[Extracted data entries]
● ● ● ●

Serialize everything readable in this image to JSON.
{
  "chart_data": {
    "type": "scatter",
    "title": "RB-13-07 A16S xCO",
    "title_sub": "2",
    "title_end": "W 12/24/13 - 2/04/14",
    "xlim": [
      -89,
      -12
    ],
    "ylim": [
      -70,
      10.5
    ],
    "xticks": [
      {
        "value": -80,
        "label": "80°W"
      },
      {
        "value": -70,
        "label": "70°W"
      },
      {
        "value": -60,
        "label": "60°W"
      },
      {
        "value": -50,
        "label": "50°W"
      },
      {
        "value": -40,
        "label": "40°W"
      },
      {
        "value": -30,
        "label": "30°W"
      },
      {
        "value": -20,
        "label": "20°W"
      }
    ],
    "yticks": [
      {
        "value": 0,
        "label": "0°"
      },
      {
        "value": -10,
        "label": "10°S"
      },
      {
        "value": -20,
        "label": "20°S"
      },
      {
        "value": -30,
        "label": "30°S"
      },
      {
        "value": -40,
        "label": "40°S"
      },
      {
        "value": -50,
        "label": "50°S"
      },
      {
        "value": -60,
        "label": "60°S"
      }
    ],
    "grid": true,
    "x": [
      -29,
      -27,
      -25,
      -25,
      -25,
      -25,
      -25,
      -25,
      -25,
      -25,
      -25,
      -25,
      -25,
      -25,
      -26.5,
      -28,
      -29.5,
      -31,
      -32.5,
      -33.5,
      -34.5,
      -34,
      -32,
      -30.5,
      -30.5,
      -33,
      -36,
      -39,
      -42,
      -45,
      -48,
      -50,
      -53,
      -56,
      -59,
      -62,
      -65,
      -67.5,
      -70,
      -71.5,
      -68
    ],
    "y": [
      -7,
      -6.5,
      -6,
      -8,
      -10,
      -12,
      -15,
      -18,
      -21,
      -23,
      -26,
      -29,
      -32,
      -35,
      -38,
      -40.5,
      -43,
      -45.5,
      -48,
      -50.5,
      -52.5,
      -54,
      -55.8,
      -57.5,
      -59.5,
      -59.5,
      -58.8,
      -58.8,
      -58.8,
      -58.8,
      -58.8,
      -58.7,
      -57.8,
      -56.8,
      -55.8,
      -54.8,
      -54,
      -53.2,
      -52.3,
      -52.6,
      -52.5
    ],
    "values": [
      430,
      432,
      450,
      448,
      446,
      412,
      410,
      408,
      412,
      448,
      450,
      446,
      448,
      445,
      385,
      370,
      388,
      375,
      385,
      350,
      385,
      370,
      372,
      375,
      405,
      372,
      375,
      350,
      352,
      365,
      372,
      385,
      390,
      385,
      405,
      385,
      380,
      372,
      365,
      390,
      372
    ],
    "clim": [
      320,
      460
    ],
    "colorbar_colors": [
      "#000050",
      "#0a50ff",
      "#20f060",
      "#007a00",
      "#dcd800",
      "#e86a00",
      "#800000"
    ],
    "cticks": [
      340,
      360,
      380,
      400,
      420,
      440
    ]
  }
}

● ● ● ●

INSTRUCTIONS TO FOLLOW: From the listing above, extract every line exactly as it stands.

ANSWER TO THIS PROBLEM:
Serialize everything readable in this image to JSON.
{
  "chart_data": {
    "type": "scatter",
    "title": "RB-13-07 A16S xCO",
    "title_sub": "2",
    "title_end": "W 12/24/13 - 2/04/14",
    "xlim": [
      -89,
      -12
    ],
    "ylim": [
      -70,
      10.5
    ],
    "xticks": [
      {
        "value": -80,
        "label": "80°W"
      },
      {
        "value": -70,
        "label": "70°W"
      },
      {
        "value": -60,
        "label": "60°W"
      },
      {
        "value": -50,
        "label": "50°W"
      },
      {
        "value": -40,
        "label": "40°W"
      },
      {
        "value": -30,
        "label": "30°W"
      },
      {
        "value": -20,
        "label": "20°W"
      }
    ],
    "yticks": [
      {
        "value": 0,
        "label": "0°"
      },
      {
        "value": -10,
        "label": "10°S"
      },
      {
        "value": -20,
        "label": "20°S"
      },
      {
        "value": -30,
        "label": "30°S"
      },
      {
        "value": -40,
        "label": "40°S"
      },
      {
        "value": -50,
        "label": "50°S"
      },
      {
        "value": -60,
        "label": "60°S"
      }
    ],
    "grid": true,
    "x": [
      -29,
      -27,
      -25,
      -25,
      -25,
      -25,
      -25,
      -25,
      -25,
      -25,
      -25,
      -25,
      -25,
      -25,
      -26.5,
      -28,
      -29.5,
      -31,
      -32.5,
      -33.5,
      -34.5,
      -34,
      -32,
      -30.5,
      -30.5,
      -33,
      -36,
      -39,
      -42,
      -45,
      -48,
      -50,
      -53,
      -56,
      -59,
      -62,
      -65,
      -67.5,
      -70,
      -71.5,
      -68
    ],
    "y": [
      -7,
      -6.5,
      -6,
      -8,
      -10,
      -12,
      -15,
      -18,
      -21,
      -23,
      -26,
      -29,
      -32,
      -35,
      -38,
      -40.5,
      -43,
      -45.5,
      -48,
      -50.5,
      -52.5,
      -54,
      -55.8,
      -57.5,
      -59.5,
      -59.5,
      -58.8,
      -58.8,
      -58.8,
      -58.8,
      -58.8,
      -58.7,
      -57.8,
      -56.8,
      -55.8,
      -54.8,
      -54,
      -53.2,
      -52.3,
      -52.6,
      -52.5
    ],
    "values": [
      430,
      432,
      450,
      448,
      446,
      412,
      410,
      408,
      412,
      448,
      450,
      446,
      448,
      445,
      385,
      370,
      388,
      375,
      385,
      350,
      385,
      370,
      372,
      375,
      405,
      372,
      375,
      350,
      352,
      365,
      372,
      385,
      390,
      385,
      405,
      385,
      380,
      372,
      365,
      390,
      372
    ],
    "clim": [
      320,
      460
    ],
    "colorbar_colors": [
      "#000050",
      "#0a50ff",
      "#20f060",
      "#007a00",
      "#dcd800",
      "#e86a00",
      "#800000"
    ],
    "cticks": [
      340,
      360,
      380,
      400,
      420,
      440
    ]
  }
}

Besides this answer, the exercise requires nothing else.